━━ DATASET RECORDS

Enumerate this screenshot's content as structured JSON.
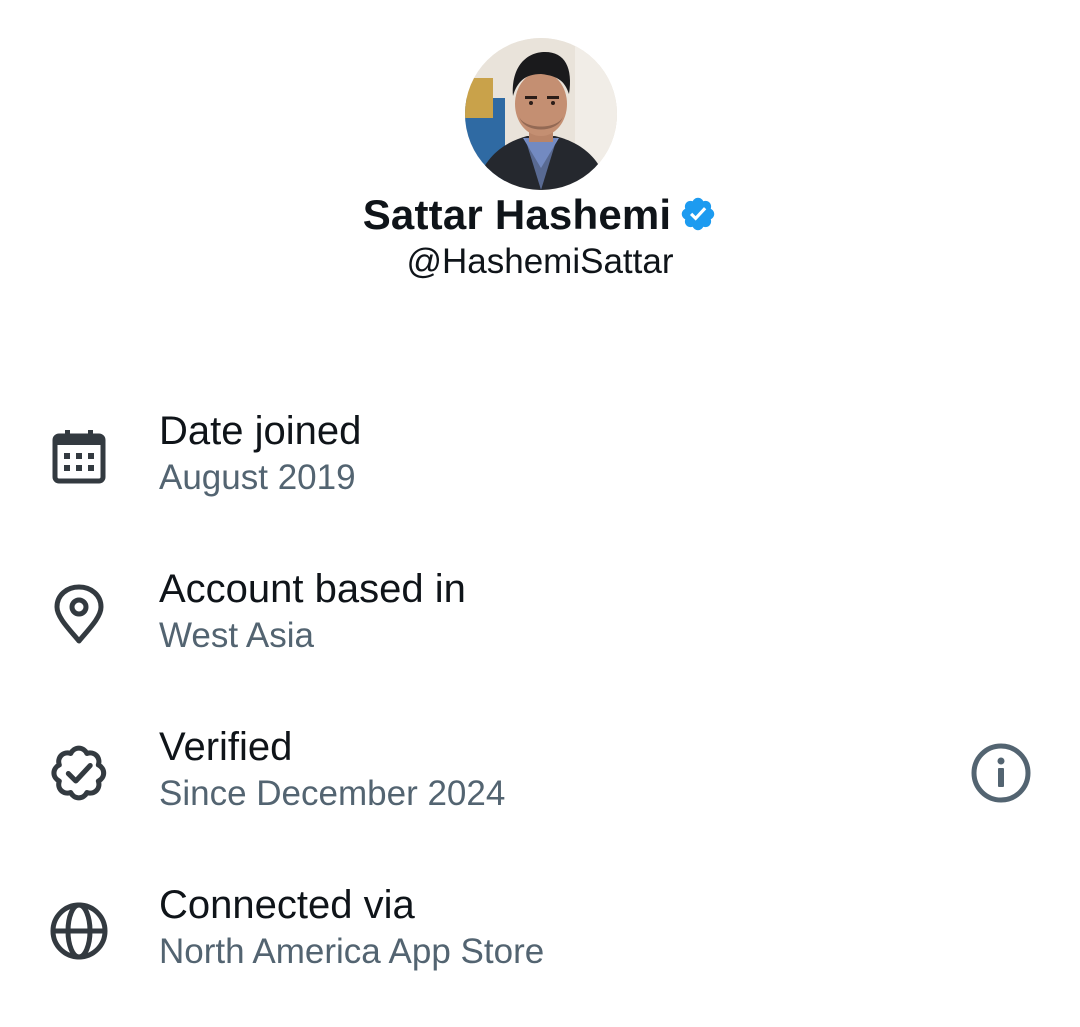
{
  "profile": {
    "display_name": "Sattar Hashemi",
    "handle": "@HashemiSattar",
    "verified": true,
    "badge_color": "#1d9bf0",
    "avatar_icon": "profile-photo"
  },
  "about": {
    "rows": [
      {
        "icon": "calendar-icon",
        "title": "Date joined",
        "value": "August 2019"
      },
      {
        "icon": "location-pin-icon",
        "title": "Account based in",
        "value": "West Asia"
      },
      {
        "icon": "verified-badge-icon",
        "title": "Verified",
        "value": "Since December 2024",
        "has_info": true,
        "info_icon": "info-icon"
      },
      {
        "icon": "globe-icon",
        "title": "Connected via",
        "value": "North America App Store"
      }
    ]
  },
  "colors": {
    "primary_text": "#0f1419",
    "secondary_text": "#536471",
    "icon_stroke": "#333a40",
    "info_icon_stroke": "#536471",
    "accent": "#1d9bf0"
  }
}
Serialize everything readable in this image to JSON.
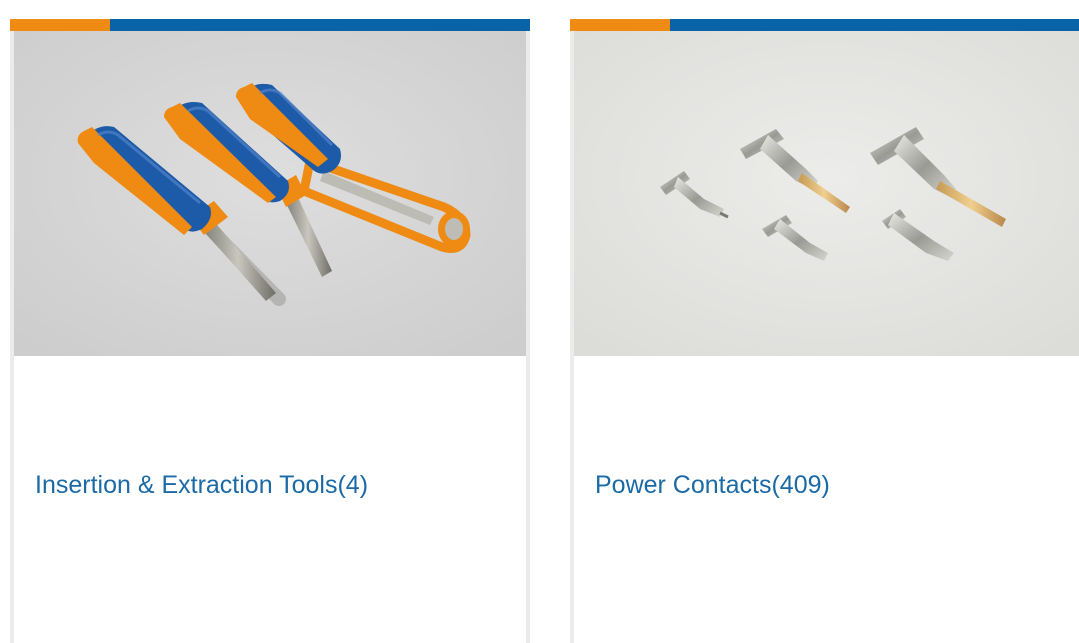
{
  "colors": {
    "accent_orange": "#ef8a12",
    "accent_blue": "#0a63a6",
    "link_blue": "#1b6aa6",
    "card_border": "#ebebeb"
  },
  "cards": [
    {
      "title": "Insertion & Extraction Tools(4)",
      "image_icon": "insertion-extraction-tools-photo"
    },
    {
      "title": "Power Contacts(409)",
      "image_icon": "power-contacts-photo"
    }
  ]
}
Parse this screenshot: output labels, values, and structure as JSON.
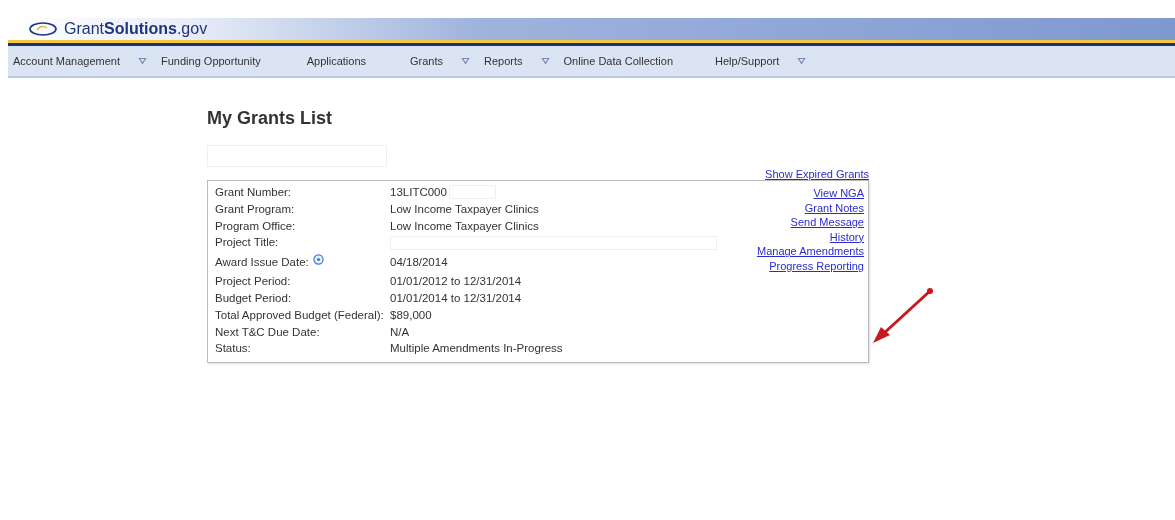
{
  "logo": {
    "text": "Grant**Solutions**.gov"
  },
  "nav": [
    {
      "label": "Account Management",
      "has_menu": true
    },
    {
      "label": "Funding Opportunity",
      "has_menu": false
    },
    {
      "label": "Applications",
      "has_menu": false
    },
    {
      "label": "Grants",
      "has_menu": true
    },
    {
      "label": "Reports",
      "has_menu": true
    },
    {
      "label": "Online Data Collection",
      "has_menu": false
    },
    {
      "label": "Help/Support",
      "has_menu": true
    }
  ],
  "page_title": "My Grants List",
  "show_expired_link": "Show Expired Grants",
  "grant": {
    "fields": [
      {
        "label": "Grant Number:",
        "value": "13LITC000",
        "redacted": true,
        "help": false
      },
      {
        "label": "Grant Program:",
        "value": "Low Income Taxpayer Clinics",
        "redacted": false,
        "help": false
      },
      {
        "label": "Program Office:",
        "value": "Low Income Taxpayer Clinics",
        "redacted": false,
        "help": false
      },
      {
        "label": "Project Title:",
        "redacted": true,
        "help": false
      },
      {
        "label": "Award Issue Date:",
        "value": "04/18/2014",
        "redacted": false,
        "help": true
      },
      {
        "label": "Project Period:",
        "value": "01/01/2012 to 12/31/2014",
        "redacted": false,
        "help": false
      },
      {
        "label": "Budget Period:",
        "value": "01/01/2014 to 12/31/2014",
        "redacted": false,
        "help": false
      },
      {
        "label": "Total Approved Budget (Federal):",
        "value": "$89,000",
        "redacted": false,
        "help": false
      },
      {
        "label": "Next T&C Due Date:",
        "value": "N/A",
        "redacted": false,
        "help": false
      },
      {
        "label": "Status:",
        "value": "Multiple Amendments In-Progress",
        "redacted": false,
        "help": false
      }
    ],
    "links": [
      "View NGA",
      "Grant Notes",
      "Send Message",
      "History",
      "Manage Amendments",
      "Progress Reporting"
    ]
  }
}
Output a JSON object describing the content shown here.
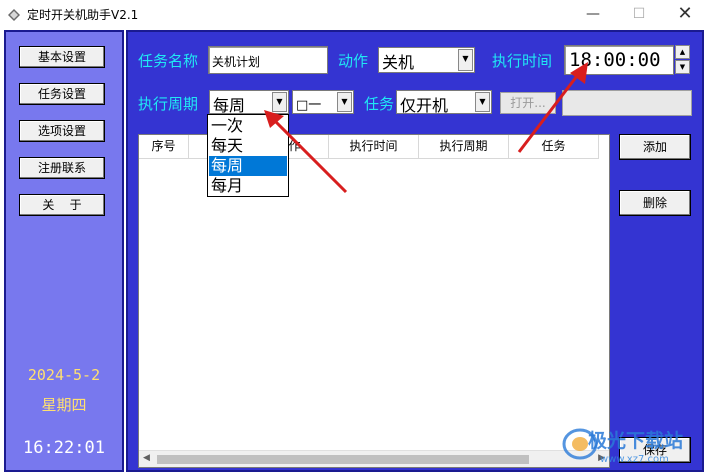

━━━━

• _EXERCISE BRIEF_
Quote all the lines above exactly as given. Do not include the pictures.

• _WRITTEN ANSWER_
Enumerate this screenshot's content as structured JSON.
{
  "profile": {
    "display_name": "Sattar Hashemi",
    "handle": "@HashemiSattar",
    "verified": true,
    "badge_color": "#1d9bf0",
    "avatar_icon": "profile-photo"
  },
  "about": {
    "rows": [
      {
        "icon": "calendar-icon",
        "title": "Date joined",
        "value": "August 2019"
      },
      {
        "icon": "location-pin-icon",
        "title": "Account based in",
        "value": "West Asia"
      },
      {
        "icon": "verified-badge-icon",
        "title": "Verified",
        "value": "Since December 2024",
        "has_info": true,
        "info_icon": "info-icon"
      },
      {
        "icon": "globe-icon",
        "title": "Connected via",
        "value": "North America App Store"
      }
    ]
  },
  "colors": {
    "primary_text": "#0f1419",
    "secondary_text": "#536471",
    "icon_stroke": "#333a40",
    "info_icon_stroke": "#536471",
    "accent": "#1d9bf0"
  }
}
Serialize everything readable in this image to JSON.
{
  "colors": {
    "accent_orange": "#ef8a12",
    "accent_blue": "#0a63a6",
    "link_blue": "#1b6aa6",
    "card_border": "#ebebeb"
  },
  "cards": [
    {
      "title": "Insertion & Extraction Tools(4)",
      "image_icon": "insertion-extraction-tools-photo"
    },
    {
      "title": "Power Contacts(409)",
      "image_icon": "power-contacts-photo"
    }
  ]
}
Parse this screenshot: output labels, values, and structure as JSON.
{
  "logo": {
    "text": "Grant**Solutions**.gov"
  },
  "nav": [
    {
      "label": "Account Management",
      "has_menu": true
    },
    {
      "label": "Funding Opportunity",
      "has_menu": false
    },
    {
      "label": "Applications",
      "has_menu": false
    },
    {
      "label": "Grants",
      "has_menu": true
    },
    {
      "label": "Reports",
      "has_menu": true
    },
    {
      "label": "Online Data Collection",
      "has_menu": false
    },
    {
      "label": "Help/Support",
      "has_menu": true
    }
  ],
  "page_title": "My Grants List",
  "show_expired_link": "Show Expired Grants",
  "grant": {
    "fields": [
      {
        "label": "Grant Number:",
        "value": "13LITC000",
        "redacted": true,
        "help": false
      },
      {
        "label": "Grant Program:",
        "value": "Low Income Taxpayer Clinics",
        "redacted": false,
        "help": false
      },
      {
        "label": "Program Office:",
        "value": "Low Income Taxpayer Clinics",
        "redacted": false,
        "help": false
      },
      {
        "label": "Project Title:",
        "redacted": true,
        "help": false
      },
      {
        "label": "Award Issue Date:",
        "value": "04/18/2014",
        "redacted": false,
        "help": true
      },
      {
        "label": "Project Period:",
        "value": "01/01/2012 to 12/31/2014",
        "redacted": false,
        "help": false
      },
      {
        "label": "Budget Period:",
        "value": "01/01/2014 to 12/31/2014",
        "redacted": false,
        "help": false
      },
      {
        "label": "Total Approved Budget (Federal):",
        "value": "$89,000",
        "redacted": false,
        "help": false
      },
      {
        "label": "Next T&C Due Date:",
        "value": "N/A",
        "redacted": false,
        "help": false
      },
      {
        "label": "Status:",
        "value": "Multiple Amendments In-Progress",
        "redacted": false,
        "help": false
      }
    ],
    "links": [
      "View NGA",
      "Grant Notes",
      "Send Message",
      "History",
      "Manage Amendments",
      "Progress Reporting"
    ]
  }
}
Output a JSON object describing the content shown here.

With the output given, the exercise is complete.